LISTED RECORDS:
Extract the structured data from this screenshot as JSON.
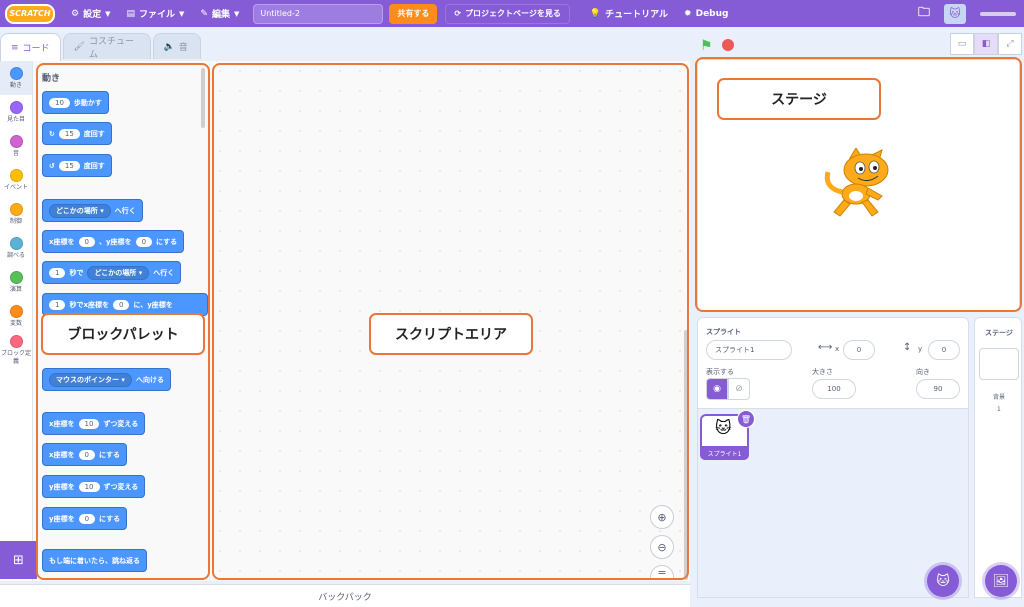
{
  "menubar": {
    "logo": "SCRATCH",
    "settings": "設定",
    "file": "ファイル",
    "edit": "編集",
    "project_title": "Untitled-2",
    "share": "共有する",
    "project_page": "プロジェクトページを見る",
    "tutorial": "チュートリアル",
    "debug": "Debug",
    "accent_color": "#855cd6"
  },
  "tabs": [
    {
      "label": "コード",
      "active": true
    },
    {
      "label": "コスチューム",
      "active": false
    },
    {
      "label": "音",
      "active": false
    }
  ],
  "categories": [
    {
      "label": "動き",
      "color": "#4c97ff"
    },
    {
      "label": "見た目",
      "color": "#9966ff"
    },
    {
      "label": "音",
      "color": "#cf63cf"
    },
    {
      "label": "イベント",
      "color": "#ffbf00"
    },
    {
      "label": "制御",
      "color": "#ffab19"
    },
    {
      "label": "調べる",
      "color": "#5cb1d6"
    },
    {
      "label": "演算",
      "color": "#59c059"
    },
    {
      "label": "変数",
      "color": "#ff8c1a"
    },
    {
      "label": "ブロック定義",
      "color": "#ff6680"
    }
  ],
  "palette": {
    "section_title": "動き",
    "blocks": {
      "move": {
        "value": "10",
        "text": "歩動かす"
      },
      "turn_right": {
        "value": "15",
        "text": "度回す"
      },
      "turn_left": {
        "value": "15",
        "text": "度回す"
      },
      "goto": {
        "drop": "どこかの場所",
        "text": "へ行く"
      },
      "goto_xy": {
        "pre": "x座標を",
        "x": "0",
        "mid": "、y座標を",
        "y": "0",
        "post": "にする"
      },
      "glide": {
        "value": "1",
        "mid": "秒で",
        "drop": "どこかの場所",
        "post": "へ行く"
      },
      "glide_xy": {
        "value": "1",
        "mid": "秒でx座標を",
        "x": "0",
        "post": "に、y座標を"
      },
      "point_towards": {
        "drop": "マウスのポインター",
        "text": "へ向ける"
      },
      "change_x": {
        "pre": "x座標を",
        "value": "10",
        "post": "ずつ変える"
      },
      "set_x": {
        "pre": "x座標を",
        "value": "0",
        "post": "にする"
      },
      "change_y": {
        "pre": "y座標を",
        "value": "10",
        "post": "ずつ変える"
      },
      "set_y": {
        "pre": "y座標を",
        "value": "0",
        "post": "にする"
      },
      "bounce": {
        "text": "もし端に着いたら、跳ね返る"
      }
    }
  },
  "backpack": "バックパック",
  "sprite_info": {
    "sprite_label": "スプライト",
    "sprite_name": "スプライト1",
    "x_label": "x",
    "x_value": "0",
    "y_label": "y",
    "y_value": "0",
    "show_label": "表示する",
    "size_label": "大きさ",
    "size_value": "100",
    "direction_label": "向き",
    "direction_value": "90"
  },
  "sprite_tile_name": "スプライト1",
  "stage_pane": {
    "title": "ステージ",
    "backdrop_label": "背景",
    "backdrop_count": "1"
  },
  "annotations": {
    "stage": "ステージ",
    "palette": "ブロックパレット",
    "script_area": "スクリプトエリア"
  }
}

AIM OF THE TASK:
All of the entries need to be transcribed word for word; pictures are left out.

SOLUTION:
Extract the structured data from this screenshot as JSON.
{
  "menubar": {
    "logo": "SCRATCH",
    "settings": "設定",
    "file": "ファイル",
    "edit": "編集",
    "project_title": "Untitled-2",
    "share": "共有する",
    "project_page": "プロジェクトページを見る",
    "tutorial": "チュートリアル",
    "debug": "Debug",
    "accent_color": "#855cd6"
  },
  "tabs": [
    {
      "label": "コード",
      "active": true
    },
    {
      "label": "コスチューム",
      "active": false
    },
    {
      "label": "音",
      "active": false
    }
  ],
  "categories": [
    {
      "label": "動き",
      "color": "#4c97ff"
    },
    {
      "label": "見た目",
      "color": "#9966ff"
    },
    {
      "label": "音",
      "color": "#cf63cf"
    },
    {
      "label": "イベント",
      "color": "#ffbf00"
    },
    {
      "label": "制御",
      "color": "#ffab19"
    },
    {
      "label": "調べる",
      "color": "#5cb1d6"
    },
    {
      "label": "演算",
      "color": "#59c059"
    },
    {
      "label": "変数",
      "color": "#ff8c1a"
    },
    {
      "label": "ブロック定義",
      "color": "#ff6680"
    }
  ],
  "palette": {
    "section_title": "動き",
    "blocks": {
      "move": {
        "value": "10",
        "text": "歩動かす"
      },
      "turn_right": {
        "value": "15",
        "text": "度回す"
      },
      "turn_left": {
        "value": "15",
        "text": "度回す"
      },
      "goto": {
        "drop": "どこかの場所",
        "text": "へ行く"
      },
      "goto_xy": {
        "pre": "x座標を",
        "x": "0",
        "mid": "、y座標を",
        "y": "0",
        "post": "にする"
      },
      "glide": {
        "value": "1",
        "mid": "秒で",
        "drop": "どこかの場所",
        "post": "へ行く"
      },
      "glide_xy": {
        "value": "1",
        "mid": "秒でx座標を",
        "x": "0",
        "post": "に、y座標を"
      },
      "point_towards": {
        "drop": "マウスのポインター",
        "text": "へ向ける"
      },
      "change_x": {
        "pre": "x座標を",
        "value": "10",
        "post": "ずつ変える"
      },
      "set_x": {
        "pre": "x座標を",
        "value": "0",
        "post": "にする"
      },
      "change_y": {
        "pre": "y座標を",
        "value": "10",
        "post": "ずつ変える"
      },
      "set_y": {
        "pre": "y座標を",
        "value": "0",
        "post": "にする"
      },
      "bounce": {
        "text": "もし端に着いたら、跳ね返る"
      }
    }
  },
  "backpack": "バックパック",
  "sprite_info": {
    "sprite_label": "スプライト",
    "sprite_name": "スプライト1",
    "x_label": "x",
    "x_value": "0",
    "y_label": "y",
    "y_value": "0",
    "show_label": "表示する",
    "size_label": "大きさ",
    "size_value": "100",
    "direction_label": "向き",
    "direction_value": "90"
  },
  "sprite_tile_name": "スプライト1",
  "stage_pane": {
    "title": "ステージ",
    "backdrop_label": "背景",
    "backdrop_count": "1"
  },
  "annotations": {
    "stage": "ステージ",
    "palette": "ブロックパレット",
    "script_area": "スクリプトエリア"
  }
}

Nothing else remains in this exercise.